◆ What to produce
In the entries below, find the lines with the word "Feeds" and copy them.

◆ Information given
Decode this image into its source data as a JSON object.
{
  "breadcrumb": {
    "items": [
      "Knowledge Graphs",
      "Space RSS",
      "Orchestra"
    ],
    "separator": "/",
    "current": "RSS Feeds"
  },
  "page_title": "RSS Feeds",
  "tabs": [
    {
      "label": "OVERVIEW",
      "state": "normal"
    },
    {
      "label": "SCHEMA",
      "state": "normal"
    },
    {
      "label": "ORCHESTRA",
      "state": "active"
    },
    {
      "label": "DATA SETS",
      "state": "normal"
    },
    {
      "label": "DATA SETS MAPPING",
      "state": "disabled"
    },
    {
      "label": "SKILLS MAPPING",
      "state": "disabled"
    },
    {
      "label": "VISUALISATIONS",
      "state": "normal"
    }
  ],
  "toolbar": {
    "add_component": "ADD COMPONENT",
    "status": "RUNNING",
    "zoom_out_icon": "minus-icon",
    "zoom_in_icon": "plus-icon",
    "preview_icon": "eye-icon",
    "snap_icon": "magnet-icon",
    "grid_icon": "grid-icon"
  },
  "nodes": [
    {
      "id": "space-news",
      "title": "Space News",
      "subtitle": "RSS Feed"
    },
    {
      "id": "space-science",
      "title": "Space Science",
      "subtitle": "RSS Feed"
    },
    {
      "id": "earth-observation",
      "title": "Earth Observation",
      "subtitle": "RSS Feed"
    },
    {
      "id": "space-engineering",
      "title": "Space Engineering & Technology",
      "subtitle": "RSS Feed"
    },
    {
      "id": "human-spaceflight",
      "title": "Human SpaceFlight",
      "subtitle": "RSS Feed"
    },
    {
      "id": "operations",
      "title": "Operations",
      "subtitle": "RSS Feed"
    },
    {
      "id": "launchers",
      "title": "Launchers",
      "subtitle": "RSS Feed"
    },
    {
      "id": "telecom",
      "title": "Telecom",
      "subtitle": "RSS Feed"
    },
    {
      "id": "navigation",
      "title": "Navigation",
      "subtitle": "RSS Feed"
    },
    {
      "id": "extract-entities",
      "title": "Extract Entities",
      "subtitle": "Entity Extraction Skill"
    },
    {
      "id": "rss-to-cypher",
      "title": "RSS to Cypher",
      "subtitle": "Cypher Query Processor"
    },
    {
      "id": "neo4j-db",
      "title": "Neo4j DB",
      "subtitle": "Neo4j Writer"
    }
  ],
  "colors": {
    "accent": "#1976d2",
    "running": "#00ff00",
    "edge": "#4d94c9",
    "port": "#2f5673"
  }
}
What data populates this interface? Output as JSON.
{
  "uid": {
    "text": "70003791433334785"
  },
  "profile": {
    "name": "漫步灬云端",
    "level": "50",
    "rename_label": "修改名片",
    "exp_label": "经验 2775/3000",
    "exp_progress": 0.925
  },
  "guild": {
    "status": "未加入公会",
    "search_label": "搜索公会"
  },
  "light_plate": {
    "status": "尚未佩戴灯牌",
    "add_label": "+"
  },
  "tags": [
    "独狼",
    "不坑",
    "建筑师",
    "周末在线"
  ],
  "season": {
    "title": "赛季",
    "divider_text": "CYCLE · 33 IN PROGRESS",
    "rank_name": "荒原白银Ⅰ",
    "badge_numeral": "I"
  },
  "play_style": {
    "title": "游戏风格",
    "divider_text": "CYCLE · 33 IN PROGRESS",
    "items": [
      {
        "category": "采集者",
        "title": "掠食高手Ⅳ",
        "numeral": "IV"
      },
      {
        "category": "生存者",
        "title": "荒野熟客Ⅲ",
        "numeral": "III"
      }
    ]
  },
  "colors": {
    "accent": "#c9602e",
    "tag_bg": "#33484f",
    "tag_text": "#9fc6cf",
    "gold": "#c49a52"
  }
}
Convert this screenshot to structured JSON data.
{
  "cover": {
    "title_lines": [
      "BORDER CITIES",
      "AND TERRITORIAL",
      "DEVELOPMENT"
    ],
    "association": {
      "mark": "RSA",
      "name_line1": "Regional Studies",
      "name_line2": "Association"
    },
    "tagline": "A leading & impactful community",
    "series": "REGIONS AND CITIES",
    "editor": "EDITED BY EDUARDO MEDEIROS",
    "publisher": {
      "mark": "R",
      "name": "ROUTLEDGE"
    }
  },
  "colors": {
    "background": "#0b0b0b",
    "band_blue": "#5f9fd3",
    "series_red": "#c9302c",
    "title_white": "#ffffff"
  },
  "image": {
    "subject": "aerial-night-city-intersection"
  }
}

◆ Result
    "current": "RSS Feeds"
  "page_title": "RSS Feeds",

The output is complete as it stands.